--- BEGIN DATASET RECORDS ---
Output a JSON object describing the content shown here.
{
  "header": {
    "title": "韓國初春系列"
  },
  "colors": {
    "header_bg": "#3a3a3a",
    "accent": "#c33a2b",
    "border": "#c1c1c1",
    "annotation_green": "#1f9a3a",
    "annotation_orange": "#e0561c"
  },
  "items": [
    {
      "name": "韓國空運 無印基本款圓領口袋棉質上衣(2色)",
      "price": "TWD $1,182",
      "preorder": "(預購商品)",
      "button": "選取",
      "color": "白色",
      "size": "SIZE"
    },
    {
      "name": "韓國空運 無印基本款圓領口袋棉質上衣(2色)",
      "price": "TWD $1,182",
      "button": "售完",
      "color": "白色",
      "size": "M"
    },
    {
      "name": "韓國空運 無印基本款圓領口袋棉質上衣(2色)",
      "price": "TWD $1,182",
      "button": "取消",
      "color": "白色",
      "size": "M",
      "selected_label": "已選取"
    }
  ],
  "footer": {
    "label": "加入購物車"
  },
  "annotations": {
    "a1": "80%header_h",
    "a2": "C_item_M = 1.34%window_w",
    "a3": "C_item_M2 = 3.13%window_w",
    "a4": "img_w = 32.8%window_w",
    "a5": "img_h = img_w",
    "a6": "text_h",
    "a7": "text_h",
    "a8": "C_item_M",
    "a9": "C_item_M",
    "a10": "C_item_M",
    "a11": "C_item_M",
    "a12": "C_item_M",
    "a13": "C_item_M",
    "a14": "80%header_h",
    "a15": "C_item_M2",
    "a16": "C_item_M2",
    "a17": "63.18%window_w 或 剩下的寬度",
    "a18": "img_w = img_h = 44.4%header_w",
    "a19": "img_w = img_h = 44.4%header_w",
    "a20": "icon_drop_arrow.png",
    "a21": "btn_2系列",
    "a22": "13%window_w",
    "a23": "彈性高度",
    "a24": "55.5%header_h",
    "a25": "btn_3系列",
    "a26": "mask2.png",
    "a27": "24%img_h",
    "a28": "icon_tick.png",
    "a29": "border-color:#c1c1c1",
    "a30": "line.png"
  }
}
--- END DATASET RECORDS ---
- _INSTRUCTIONS TO FOLLOW_
Set out the complete listing exactly as shown.

- _RESPONSE_
Output a JSON object describing the content shown here.
{
  "header": {
    "title": "韓國初春系列"
  },
  "colors": {
    "header_bg": "#3a3a3a",
    "accent": "#c33a2b",
    "border": "#c1c1c1",
    "annotation_green": "#1f9a3a",
    "annotation_orange": "#e0561c"
  },
  "items": [
    {
      "name": "韓國空運 無印基本款圓領口袋棉質上衣(2色)",
      "price": "TWD $1,182",
      "preorder": "(預購商品)",
      "button": "選取",
      "color": "白色",
      "size": "SIZE"
    },
    {
      "name": "韓國空運 無印基本款圓領口袋棉質上衣(2色)",
      "price": "TWD $1,182",
      "button": "售完",
      "color": "白色",
      "size": "M"
    },
    {
      "name": "韓國空運 無印基本款圓領口袋棉質上衣(2色)",
      "price": "TWD $1,182",
      "button": "取消",
      "color": "白色",
      "size": "M",
      "selected_label": "已選取"
    }
  ],
  "footer": {
    "label": "加入購物車"
  },
  "annotations": {
    "a1": "80%header_h",
    "a2": "C_item_M = 1.34%window_w",
    "a3": "C_item_M2 = 3.13%window_w",
    "a4": "img_w = 32.8%window_w",
    "a5": "img_h = img_w",
    "a6": "text_h",
    "a7": "text_h",
    "a8": "C_item_M",
    "a9": "C_item_M",
    "a10": "C_item_M",
    "a11": "C_item_M",
    "a12": "C_item_M",
    "a13": "C_item_M",
    "a14": "80%header_h",
    "a15": "C_item_M2",
    "a16": "C_item_M2",
    "a17": "63.18%window_w 或 剩下的寬度",
    "a18": "img_w = img_h = 44.4%header_w",
    "a19": "img_w = img_h = 44.4%header_w",
    "a20": "icon_drop_arrow.png",
    "a21": "btn_2系列",
    "a22": "13%window_w",
    "a23": "彈性高度",
    "a24": "55.5%header_h",
    "a25": "btn_3系列",
    "a26": "mask2.png",
    "a27": "24%img_h",
    "a28": "icon_tick.png",
    "a29": "border-color:#c1c1c1",
    "a30": "line.png"
  }
}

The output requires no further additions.